Are you able to retype all the records below exactly?

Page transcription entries
════════

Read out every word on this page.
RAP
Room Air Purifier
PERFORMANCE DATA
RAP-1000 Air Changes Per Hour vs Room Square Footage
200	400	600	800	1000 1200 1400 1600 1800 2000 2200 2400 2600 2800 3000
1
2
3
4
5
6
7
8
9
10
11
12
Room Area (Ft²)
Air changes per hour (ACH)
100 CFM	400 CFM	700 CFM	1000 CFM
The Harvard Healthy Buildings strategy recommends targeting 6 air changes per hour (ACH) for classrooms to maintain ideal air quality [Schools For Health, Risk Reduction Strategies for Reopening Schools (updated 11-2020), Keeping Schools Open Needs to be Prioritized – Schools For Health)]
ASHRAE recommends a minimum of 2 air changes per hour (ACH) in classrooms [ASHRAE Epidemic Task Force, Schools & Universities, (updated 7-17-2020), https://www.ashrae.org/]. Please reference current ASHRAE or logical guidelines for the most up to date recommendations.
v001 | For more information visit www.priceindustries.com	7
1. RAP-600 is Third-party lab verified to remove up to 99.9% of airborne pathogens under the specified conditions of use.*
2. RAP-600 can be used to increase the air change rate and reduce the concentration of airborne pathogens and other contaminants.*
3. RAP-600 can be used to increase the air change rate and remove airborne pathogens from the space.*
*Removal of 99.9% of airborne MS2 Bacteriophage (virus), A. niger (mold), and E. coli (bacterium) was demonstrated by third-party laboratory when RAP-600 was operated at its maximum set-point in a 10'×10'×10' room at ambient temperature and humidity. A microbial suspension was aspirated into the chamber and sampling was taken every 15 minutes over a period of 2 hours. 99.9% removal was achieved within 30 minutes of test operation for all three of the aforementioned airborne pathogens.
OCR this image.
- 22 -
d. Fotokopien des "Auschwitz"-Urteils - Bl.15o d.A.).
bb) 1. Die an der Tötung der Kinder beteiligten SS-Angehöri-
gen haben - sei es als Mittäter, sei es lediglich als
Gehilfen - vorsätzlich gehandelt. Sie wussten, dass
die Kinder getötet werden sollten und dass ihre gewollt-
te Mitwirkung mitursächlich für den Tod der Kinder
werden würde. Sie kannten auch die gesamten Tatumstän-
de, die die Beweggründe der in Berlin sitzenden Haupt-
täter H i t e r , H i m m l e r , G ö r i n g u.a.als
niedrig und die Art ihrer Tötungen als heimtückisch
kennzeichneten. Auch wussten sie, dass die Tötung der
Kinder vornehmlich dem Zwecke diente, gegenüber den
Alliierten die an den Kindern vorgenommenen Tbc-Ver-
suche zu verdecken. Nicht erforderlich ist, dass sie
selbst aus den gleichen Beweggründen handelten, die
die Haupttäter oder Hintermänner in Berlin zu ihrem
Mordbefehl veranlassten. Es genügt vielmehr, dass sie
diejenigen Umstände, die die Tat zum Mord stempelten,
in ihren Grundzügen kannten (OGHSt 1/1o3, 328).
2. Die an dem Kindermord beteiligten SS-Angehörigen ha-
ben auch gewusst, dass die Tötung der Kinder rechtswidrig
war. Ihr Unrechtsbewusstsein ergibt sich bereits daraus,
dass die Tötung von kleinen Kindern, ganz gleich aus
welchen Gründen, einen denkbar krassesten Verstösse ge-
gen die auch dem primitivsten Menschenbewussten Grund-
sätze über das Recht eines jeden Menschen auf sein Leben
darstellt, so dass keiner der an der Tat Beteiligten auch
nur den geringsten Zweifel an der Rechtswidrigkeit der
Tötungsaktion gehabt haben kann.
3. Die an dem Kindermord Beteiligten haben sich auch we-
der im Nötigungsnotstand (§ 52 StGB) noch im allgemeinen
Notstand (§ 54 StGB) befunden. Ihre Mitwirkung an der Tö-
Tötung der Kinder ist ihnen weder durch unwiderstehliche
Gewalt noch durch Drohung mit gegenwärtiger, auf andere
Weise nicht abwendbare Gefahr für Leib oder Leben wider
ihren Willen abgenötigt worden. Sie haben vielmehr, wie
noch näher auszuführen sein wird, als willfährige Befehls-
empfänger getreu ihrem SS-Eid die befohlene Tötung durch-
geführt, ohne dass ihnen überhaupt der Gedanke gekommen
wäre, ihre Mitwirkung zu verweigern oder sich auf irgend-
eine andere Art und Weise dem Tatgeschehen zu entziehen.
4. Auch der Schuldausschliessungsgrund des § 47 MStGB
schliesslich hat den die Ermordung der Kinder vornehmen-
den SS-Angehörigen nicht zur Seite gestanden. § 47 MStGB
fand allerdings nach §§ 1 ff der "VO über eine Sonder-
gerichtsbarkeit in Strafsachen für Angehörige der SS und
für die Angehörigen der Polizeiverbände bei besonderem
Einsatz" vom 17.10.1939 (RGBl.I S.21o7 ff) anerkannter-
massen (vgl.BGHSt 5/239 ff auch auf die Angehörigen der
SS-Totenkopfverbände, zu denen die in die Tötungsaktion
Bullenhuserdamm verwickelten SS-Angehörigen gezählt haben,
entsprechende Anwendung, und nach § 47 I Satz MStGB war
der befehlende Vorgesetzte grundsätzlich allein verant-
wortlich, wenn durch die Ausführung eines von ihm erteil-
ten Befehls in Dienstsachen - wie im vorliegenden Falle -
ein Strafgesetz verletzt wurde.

════════

* Solution to this problem
Read out every word on this page.
RAP
Room Air Purifier
PERFORMANCE DATA
RAP-1000 Air Changes Per Hour vs Room Square Footage
200	400	600	800	1000 1200 1400 1600 1800 2000 2200 2400 2600 2800 3000
1
2
3
4
5
6
7
8
9
10
11
12
Room Area (Ft²)
Air changes per hour (ACH)
100 CFM	400 CFM	700 CFM	1000 CFM
The Harvard Healthy Buildings strategy recommends targeting 6 air changes per hour (ACH) for classrooms to maintain ideal air quality [Schools For Health, Risk Reduction Strategies for Reopening Schools (updated 11-2020), Keeping Schools Open Needs to be Prioritized – Schools For Health)]
ASHRAE recommends a minimum of 2 air changes per hour (ACH) in classrooms [ASHRAE Epidemic Task Force, Schools & Universities, (updated 7-17-2020), https://www.ashrae.org/]. Please reference current ASHRAE or logical guidelines for the most up to date recommendations.
v001 | For more information visit www.priceindustries.com	7
1. RAP-600 is Third-party lab verified to remove up to 99.9% of airborne pathogens under the specified conditions of use.*
2. RAP-600 can be used to increase the air change rate and reduce the concentration of airborne pathogens and other contaminants.*
3. RAP-600 can be used to increase the air change rate and remove airborne pathogens from the space.*
*Removal of 99.9% of airborne MS2 Bacteriophage (virus), A. niger (mold), and E. coli (bacterium) was demonstrated by third-party laboratory when RAP-600 was operated at its maximum set-point in a 10'×10'×10' room at ambient temperature and humidity. A microbial suspension was aspirated into the chamber and sampling was taken every 15 minutes over a period of 2 hours. 99.9% removal was achieved within 30 minutes of test operation for all three of the aforementioned airborne pathogens.
OCR this image.
- 22 -
d. Fotokopien des "Auschwitz"-Urteils - Bl.15o d.A.).
bb) 1. Die an der Tötung der Kinder beteiligten SS-Angehöri-
gen haben - sei es als Mittäter, sei es lediglich als
Gehilfen - vorsätzlich gehandelt. Sie wussten, dass
die Kinder getötet werden sollten und dass ihre gewollt-
te Mitwirkung mitursächlich für den Tod der Kinder
werden würde. Sie kannten auch die gesamten Tatumstän-
de, die die Beweggründe der in Berlin sitzenden Haupt-
täter H i t e r , H i m m l e r , G ö r i n g u.a.als
niedrig und die Art ihrer Tötungen als heimtückisch
kennzeichneten. Auch wussten sie, dass die Tötung der
Kinder vornehmlich dem Zwecke diente, gegenüber den
Alliierten die an den Kindern vorgenommenen Tbc-Ver-
suche zu verdecken. Nicht erforderlich ist, dass sie
selbst aus den gleichen Beweggründen handelten, die
die Haupttäter oder Hintermänner in Berlin zu ihrem
Mordbefehl veranlassten. Es genügt vielmehr, dass sie
diejenigen Umstände, die die Tat zum Mord stempelten,
in ihren Grundzügen kannten (OGHSt 1/1o3, 328).
2. Die an dem Kindermord beteiligten SS-Angehörigen ha-
ben auch gewusst, dass die Tötung der Kinder rechtswidrig
war. Ihr Unrechtsbewusstsein ergibt sich bereits daraus,
dass die Tötung von kleinen Kindern, ganz gleich aus
welchen Gründen, einen denkbar krassesten Verstösse ge-
gen die auch dem primitivsten Menschenbewussten Grund-
sätze über das Recht eines jeden Menschen auf sein Leben
darstellt, so dass keiner der an der Tat Beteiligten auch
nur den geringsten Zweifel an der Rechtswidrigkeit der
Tötungsaktion gehabt haben kann.
3. Die an dem Kindermord Beteiligten haben sich auch we-
der im Nötigungsnotstand (§ 52 StGB) noch im allgemeinen
Notstand (§ 54 StGB) befunden. Ihre Mitwirkung an der Tö-
Tötung der Kinder ist ihnen weder durch unwiderstehliche
Gewalt noch durch Drohung mit gegenwärtiger, auf andere
Weise nicht abwendbare Gefahr für Leib oder Leben wider
ihren Willen abgenötigt worden. Sie haben vielmehr, wie
noch näher auszuführen sein wird, als willfährige Befehls-
empfänger getreu ihrem SS-Eid die befohlene Tötung durch-
geführt, ohne dass ihnen überhaupt der Gedanke gekommen
wäre, ihre Mitwirkung zu verweigern oder sich auf irgend-
eine andere Art und Weise dem Tatgeschehen zu entziehen.
4. Auch der Schuldausschliessungsgrund des § 47 MStGB
schliesslich hat den die Ermordung der Kinder vornehmen-
den SS-Angehörigen nicht zur Seite gestanden. § 47 MStGB
fand allerdings nach §§ 1 ff der "VO über eine Sonder-
gerichtsbarkeit in Strafsachen für Angehörige der SS und
für die Angehörigen der Polizeiverbände bei besonderem
Einsatz" vom 17.10.1939 (RGBl.I S.21o7 ff) anerkannter-
massen (vgl.BGHSt 5/239 ff auch auf die Angehörigen der
SS-Totenkopfverbände, zu denen die in die Tötungsaktion
Bullenhuserdamm verwickelten SS-Angehörigen gezählt haben,
entsprechende Anwendung, und nach § 47 I Satz MStGB war
der befehlende Vorgesetzte grundsätzlich allein verant-
wortlich, wenn durch die Ausführung eines von ihm erteil-
ten Befehls in Dienstsachen - wie im vorliegenden Falle -
ein Strafgesetz verletzt wurde.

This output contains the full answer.